Task to carry out: Your task is to gather the lines below that hold the string "Spot".

##########

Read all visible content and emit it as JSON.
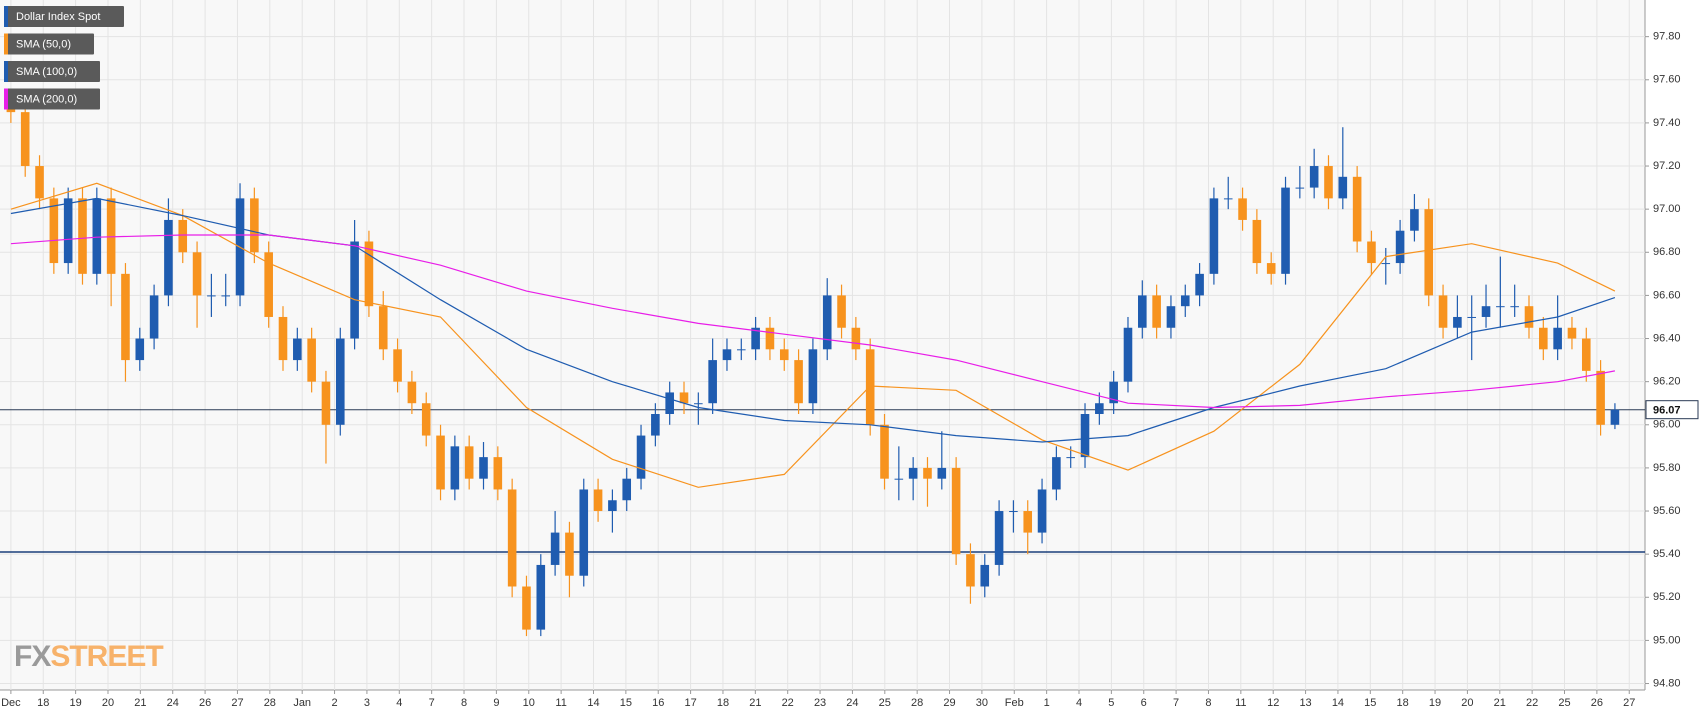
{
  "chart_data": {
    "type": "candlestick",
    "legend": [
      "Dollar Index Spot",
      "SMA (50,0)",
      "SMA (100,0)",
      "SMA (200,0)"
    ],
    "watermark": {
      "prefix": "FX",
      "suffix": "STREET"
    },
    "candles": {
      "name": "Dollar Index Spot",
      "up_color": "#1f5cb0",
      "down_color": "#f7931e",
      "open": [
        97.5,
        97.45,
        97.2,
        97.05,
        96.75,
        97.05,
        96.7,
        97.05,
        96.7,
        96.3,
        96.4,
        96.6,
        96.95,
        96.8,
        96.6,
        96.6,
        96.6,
        97.05,
        96.8,
        96.5,
        96.3,
        96.4,
        96.2,
        96.0,
        96.4,
        96.85,
        96.55,
        96.35,
        96.2,
        96.1,
        95.95,
        95.7,
        95.9,
        95.75,
        95.85,
        95.7,
        95.25,
        95.05,
        95.35,
        95.5,
        95.3,
        95.7,
        95.6,
        95.65,
        95.75,
        95.95,
        96.05,
        96.15,
        96.1,
        96.1,
        96.3,
        96.35,
        96.35,
        96.45,
        96.35,
        96.3,
        96.1,
        96.35,
        96.6,
        96.45,
        96.35,
        96.0,
        95.75,
        95.75,
        95.8,
        95.75,
        95.8,
        95.4,
        95.25,
        95.35,
        95.6,
        95.6,
        95.5,
        95.7,
        95.85,
        95.85,
        96.05,
        96.1,
        96.2,
        96.45,
        96.6,
        96.45,
        96.55,
        96.6,
        96.7,
        97.05,
        97.05,
        96.95,
        96.75,
        96.7,
        97.1,
        97.1,
        97.2,
        97.05,
        97.15,
        96.85,
        96.75,
        96.75,
        96.9,
        97.0,
        96.6,
        96.45,
        96.5,
        96.5,
        96.55,
        96.55,
        96.55,
        96.45,
        96.35,
        96.45,
        96.4,
        96.25,
        96.0
      ],
      "high": [
        97.55,
        97.5,
        97.25,
        97.1,
        97.1,
        97.1,
        97.1,
        97.1,
        96.75,
        96.45,
        96.65,
        97.05,
        97.0,
        96.85,
        96.7,
        96.7,
        97.12,
        97.1,
        96.85,
        96.55,
        96.45,
        96.45,
        96.25,
        96.45,
        96.95,
        96.9,
        96.62,
        96.4,
        96.25,
        96.15,
        96.0,
        95.95,
        95.95,
        95.92,
        95.9,
        95.75,
        95.3,
        95.4,
        95.6,
        95.55,
        95.75,
        95.75,
        95.7,
        95.8,
        96.0,
        96.1,
        96.2,
        96.2,
        96.15,
        96.4,
        96.4,
        96.4,
        96.5,
        96.5,
        96.4,
        96.35,
        96.4,
        96.68,
        96.65,
        96.5,
        96.4,
        96.05,
        95.9,
        95.85,
        95.85,
        95.97,
        95.85,
        95.45,
        95.4,
        95.65,
        95.65,
        95.65,
        95.75,
        95.9,
        95.9,
        96.1,
        96.15,
        96.25,
        96.5,
        96.67,
        96.65,
        96.6,
        96.65,
        96.75,
        97.1,
        97.15,
        97.1,
        97.0,
        96.8,
        97.15,
        97.2,
        97.28,
        97.25,
        97.38,
        97.2,
        96.9,
        96.82,
        96.95,
        97.07,
        97.05,
        96.65,
        96.6,
        96.6,
        96.65,
        96.78,
        96.65,
        96.6,
        96.5,
        96.6,
        96.5,
        96.45,
        96.3,
        96.1
      ],
      "low": [
        97.4,
        97.15,
        97.0,
        96.7,
        96.7,
        96.65,
        96.65,
        96.55,
        96.2,
        96.25,
        96.35,
        96.55,
        96.75,
        96.45,
        96.5,
        96.55,
        96.55,
        96.75,
        96.45,
        96.25,
        96.25,
        96.15,
        95.82,
        95.95,
        96.35,
        96.5,
        96.3,
        96.15,
        96.05,
        95.9,
        95.65,
        95.65,
        95.7,
        95.7,
        95.65,
        95.2,
        95.02,
        95.02,
        95.3,
        95.2,
        95.25,
        95.55,
        95.5,
        95.6,
        95.7,
        95.9,
        96.0,
        96.05,
        96.0,
        96.05,
        96.25,
        96.3,
        96.3,
        96.3,
        96.25,
        96.05,
        96.05,
        96.3,
        96.4,
        96.3,
        95.95,
        95.7,
        95.65,
        95.65,
        95.62,
        95.7,
        95.35,
        95.17,
        95.2,
        95.3,
        95.5,
        95.4,
        95.45,
        95.65,
        95.8,
        95.8,
        96.0,
        96.05,
        96.15,
        96.4,
        96.4,
        96.4,
        96.5,
        96.55,
        96.65,
        97.0,
        96.9,
        96.7,
        96.65,
        96.65,
        97.05,
        97.05,
        97.0,
        97.0,
        96.8,
        96.7,
        96.65,
        96.7,
        96.85,
        96.55,
        96.4,
        96.4,
        96.3,
        96.45,
        96.45,
        96.5,
        96.4,
        96.3,
        96.3,
        96.35,
        96.2,
        95.95,
        95.98
      ],
      "close": [
        97.45,
        97.2,
        97.05,
        96.75,
        97.05,
        96.7,
        97.05,
        96.7,
        96.3,
        96.4,
        96.6,
        96.95,
        96.8,
        96.6,
        96.6,
        96.6,
        97.05,
        96.8,
        96.5,
        96.3,
        96.4,
        96.2,
        96.0,
        96.4,
        96.85,
        96.55,
        96.35,
        96.2,
        96.1,
        95.95,
        95.7,
        95.9,
        95.75,
        95.85,
        95.7,
        95.25,
        95.05,
        95.35,
        95.5,
        95.3,
        95.7,
        95.6,
        95.65,
        95.75,
        95.95,
        96.05,
        96.15,
        96.1,
        96.1,
        96.3,
        96.35,
        96.35,
        96.45,
        96.35,
        96.3,
        96.1,
        96.35,
        96.6,
        96.45,
        96.35,
        96.0,
        95.75,
        95.75,
        95.8,
        95.75,
        95.8,
        95.4,
        95.25,
        95.35,
        95.6,
        95.6,
        95.5,
        95.7,
        95.85,
        95.85,
        96.05,
        96.1,
        96.2,
        96.45,
        96.6,
        96.45,
        96.55,
        96.6,
        96.7,
        97.05,
        97.05,
        96.95,
        96.75,
        96.7,
        97.1,
        97.1,
        97.2,
        97.05,
        97.15,
        96.85,
        96.75,
        96.75,
        96.9,
        97.0,
        96.6,
        96.45,
        96.5,
        96.5,
        96.55,
        96.55,
        96.55,
        96.45,
        96.35,
        96.45,
        96.4,
        96.25,
        96.0,
        96.07
      ]
    },
    "series": [
      {
        "name": "SMA (50,0)",
        "color": "#f7931e",
        "x": [
          0,
          6,
          12,
          18,
          24,
          30,
          36,
          42,
          48,
          54,
          60,
          66,
          72,
          78,
          84,
          90,
          96,
          102,
          108,
          112
        ],
        "values": [
          97.0,
          97.12,
          96.97,
          96.75,
          96.58,
          96.5,
          96.08,
          95.84,
          95.71,
          95.77,
          96.18,
          96.16,
          95.93,
          95.79,
          95.97,
          96.28,
          96.78,
          96.84,
          96.75,
          96.62
        ]
      },
      {
        "name": "SMA (100,0)",
        "color": "#1f5cb0",
        "x": [
          0,
          6,
          12,
          18,
          24,
          30,
          36,
          42,
          48,
          54,
          60,
          66,
          72,
          78,
          84,
          90,
          96,
          102,
          108,
          112
        ],
        "values": [
          96.98,
          97.05,
          96.97,
          96.88,
          96.83,
          96.58,
          96.35,
          96.2,
          96.08,
          96.02,
          96.0,
          95.95,
          95.92,
          95.95,
          96.08,
          96.18,
          96.26,
          96.43,
          96.5,
          96.59
        ]
      },
      {
        "name": "SMA (200,0)",
        "color": "#e81ee8",
        "x": [
          0,
          6,
          12,
          18,
          24,
          30,
          36,
          42,
          48,
          54,
          60,
          66,
          72,
          78,
          84,
          90,
          96,
          102,
          108,
          112
        ],
        "values": [
          96.84,
          96.87,
          96.88,
          96.88,
          96.83,
          96.74,
          96.62,
          96.54,
          96.47,
          96.42,
          96.37,
          96.3,
          96.2,
          96.1,
          96.08,
          96.09,
          96.13,
          96.16,
          96.2,
          96.25
        ]
      }
    ],
    "current_price": 96.07,
    "support_level": 95.41,
    "xlim": [
      -0.76,
      114.1
    ],
    "ylim": [
      94.77,
      97.97
    ],
    "xticks": [
      {
        "value": 0,
        "label": "Dec"
      },
      {
        "value": 2.26,
        "label": "18"
      },
      {
        "value": 4.52,
        "label": "19"
      },
      {
        "value": 6.78,
        "label": "20"
      },
      {
        "value": 9.04,
        "label": "21"
      },
      {
        "value": 11.3,
        "label": "24"
      },
      {
        "value": 13.56,
        "label": "26"
      },
      {
        "value": 15.82,
        "label": "27"
      },
      {
        "value": 18.08,
        "label": "28"
      },
      {
        "value": 20.34,
        "label": "Jan"
      },
      {
        "value": 22.6,
        "label": "2"
      },
      {
        "value": 24.86,
        "label": "3"
      },
      {
        "value": 27.12,
        "label": "4"
      },
      {
        "value": 29.38,
        "label": "7"
      },
      {
        "value": 31.64,
        "label": "8"
      },
      {
        "value": 33.9,
        "label": "9"
      },
      {
        "value": 36.16,
        "label": "10"
      },
      {
        "value": 38.42,
        "label": "11"
      },
      {
        "value": 40.68,
        "label": "14"
      },
      {
        "value": 42.94,
        "label": "15"
      },
      {
        "value": 45.2,
        "label": "16"
      },
      {
        "value": 47.46,
        "label": "17"
      },
      {
        "value": 49.72,
        "label": "18"
      },
      {
        "value": 51.98,
        "label": "21"
      },
      {
        "value": 54.24,
        "label": "22"
      },
      {
        "value": 56.5,
        "label": "23"
      },
      {
        "value": 58.76,
        "label": "24"
      },
      {
        "value": 61.02,
        "label": "25"
      },
      {
        "value": 63.28,
        "label": "28"
      },
      {
        "value": 65.54,
        "label": "29"
      },
      {
        "value": 67.8,
        "label": "30"
      },
      {
        "value": 70.06,
        "label": "Feb"
      },
      {
        "value": 72.32,
        "label": "1"
      },
      {
        "value": 74.58,
        "label": "4"
      },
      {
        "value": 76.84,
        "label": "5"
      },
      {
        "value": 79.1,
        "label": "6"
      },
      {
        "value": 81.36,
        "label": "7"
      },
      {
        "value": 83.62,
        "label": "8"
      },
      {
        "value": 85.88,
        "label": "11"
      },
      {
        "value": 88.14,
        "label": "12"
      },
      {
        "value": 90.4,
        "label": "13"
      },
      {
        "value": 92.66,
        "label": "14"
      },
      {
        "value": 94.92,
        "label": "15"
      },
      {
        "value": 97.18,
        "label": "18"
      },
      {
        "value": 99.44,
        "label": "19"
      },
      {
        "value": 101.7,
        "label": "20"
      },
      {
        "value": 103.96,
        "label": "21"
      },
      {
        "value": 106.22,
        "label": "22"
      },
      {
        "value": 108.48,
        "label": "25"
      },
      {
        "value": 110.74,
        "label": "26"
      },
      {
        "value": 113.0,
        "label": "27"
      }
    ],
    "yticks": [
      {
        "value": 94.8,
        "label": "94.80"
      },
      {
        "value": 95.0,
        "label": "95.00"
      },
      {
        "value": 95.2,
        "label": "95.20"
      },
      {
        "value": 95.4,
        "label": "95.40"
      },
      {
        "value": 95.6,
        "label": "95.60"
      },
      {
        "value": 95.8,
        "label": "95.80"
      },
      {
        "value": 96.0,
        "label": "96.00"
      },
      {
        "value": 96.2,
        "label": "96.20"
      },
      {
        "value": 96.4,
        "label": "96.40"
      },
      {
        "value": 96.6,
        "label": "96.60"
      },
      {
        "value": 96.8,
        "label": "96.80"
      },
      {
        "value": 97.0,
        "label": "97.00"
      },
      {
        "value": 97.2,
        "label": "97.20"
      },
      {
        "value": 97.4,
        "label": "97.40"
      },
      {
        "value": 97.6,
        "label": "97.60"
      },
      {
        "value": 97.8,
        "label": "97.80"
      }
    ],
    "grid": true
  }
}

##########

Solution to this problem:
      "Dollar Index Spot",
      "name": "Dollar Index Spot",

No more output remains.